— Start of DATASET —
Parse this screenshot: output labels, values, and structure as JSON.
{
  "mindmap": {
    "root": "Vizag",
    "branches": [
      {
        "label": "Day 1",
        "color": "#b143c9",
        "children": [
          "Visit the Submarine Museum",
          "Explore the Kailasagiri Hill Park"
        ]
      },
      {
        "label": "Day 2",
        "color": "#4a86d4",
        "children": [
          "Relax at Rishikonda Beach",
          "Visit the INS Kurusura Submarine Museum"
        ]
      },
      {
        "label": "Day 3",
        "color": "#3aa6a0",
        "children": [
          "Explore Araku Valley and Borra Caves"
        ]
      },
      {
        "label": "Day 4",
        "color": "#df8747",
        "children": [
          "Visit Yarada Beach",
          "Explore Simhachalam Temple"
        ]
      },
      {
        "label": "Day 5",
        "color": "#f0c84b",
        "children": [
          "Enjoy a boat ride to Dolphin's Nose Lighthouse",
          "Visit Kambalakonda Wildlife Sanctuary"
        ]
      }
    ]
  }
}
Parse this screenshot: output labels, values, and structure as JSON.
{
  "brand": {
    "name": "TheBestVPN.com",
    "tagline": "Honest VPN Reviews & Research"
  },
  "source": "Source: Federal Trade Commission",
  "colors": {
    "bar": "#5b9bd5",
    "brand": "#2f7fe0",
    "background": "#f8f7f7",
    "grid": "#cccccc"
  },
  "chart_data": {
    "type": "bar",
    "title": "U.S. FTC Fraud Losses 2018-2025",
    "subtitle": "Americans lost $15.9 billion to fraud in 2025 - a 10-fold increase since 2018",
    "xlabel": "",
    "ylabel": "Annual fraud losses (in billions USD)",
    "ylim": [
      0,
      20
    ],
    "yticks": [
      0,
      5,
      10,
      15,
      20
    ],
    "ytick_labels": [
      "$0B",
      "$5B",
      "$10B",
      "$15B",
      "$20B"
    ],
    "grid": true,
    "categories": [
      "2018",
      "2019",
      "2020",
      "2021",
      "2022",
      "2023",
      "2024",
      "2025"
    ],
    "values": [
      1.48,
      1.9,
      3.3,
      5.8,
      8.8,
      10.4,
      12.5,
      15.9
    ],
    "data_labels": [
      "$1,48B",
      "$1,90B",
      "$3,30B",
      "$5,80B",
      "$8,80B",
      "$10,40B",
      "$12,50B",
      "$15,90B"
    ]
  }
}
— End of DATASET —
**BRIEF**: Transcribe the full listing above without leaving anything out.

**FINAL RESULT**:
Parse this screenshot: output labels, values, and structure as JSON.
{
  "mindmap": {
    "root": "Vizag",
    "branches": [
      {
        "label": "Day 1",
        "color": "#b143c9",
        "children": [
          "Visit the Submarine Museum",
          "Explore the Kailasagiri Hill Park"
        ]
      },
      {
        "label": "Day 2",
        "color": "#4a86d4",
        "children": [
          "Relax at Rishikonda Beach",
          "Visit the INS Kurusura Submarine Museum"
        ]
      },
      {
        "label": "Day 3",
        "color": "#3aa6a0",
        "children": [
          "Explore Araku Valley and Borra Caves"
        ]
      },
      {
        "label": "Day 4",
        "color": "#df8747",
        "children": [
          "Visit Yarada Beach",
          "Explore Simhachalam Temple"
        ]
      },
      {
        "label": "Day 5",
        "color": "#f0c84b",
        "children": [
          "Enjoy a boat ride to Dolphin's Nose Lighthouse",
          "Visit Kambalakonda Wildlife Sanctuary"
        ]
      }
    ]
  }
}
Parse this screenshot: output labels, values, and structure as JSON.
{
  "brand": {
    "name": "TheBestVPN.com",
    "tagline": "Honest VPN Reviews & Research"
  },
  "source": "Source: Federal Trade Commission",
  "colors": {
    "bar": "#5b9bd5",
    "brand": "#2f7fe0",
    "background": "#f8f7f7",
    "grid": "#cccccc"
  },
  "chart_data": {
    "type": "bar",
    "title": "U.S. FTC Fraud Losses 2018-2025",
    "subtitle": "Americans lost $15.9 billion to fraud in 2025 - a 10-fold increase since 2018",
    "xlabel": "",
    "ylabel": "Annual fraud losses (in billions USD)",
    "ylim": [
      0,
      20
    ],
    "yticks": [
      0,
      5,
      10,
      15,
      20
    ],
    "ytick_labels": [
      "$0B",
      "$5B",
      "$10B",
      "$15B",
      "$20B"
    ],
    "grid": true,
    "categories": [
      "2018",
      "2019",
      "2020",
      "2021",
      "2022",
      "2023",
      "2024",
      "2025"
    ],
    "values": [
      1.48,
      1.9,
      3.3,
      5.8,
      8.8,
      10.4,
      12.5,
      15.9
    ],
    "data_labels": [
      "$1,48B",
      "$1,90B",
      "$3,30B",
      "$5,80B",
      "$8,80B",
      "$10,40B",
      "$12,50B",
      "$15,90B"
    ]
  }
}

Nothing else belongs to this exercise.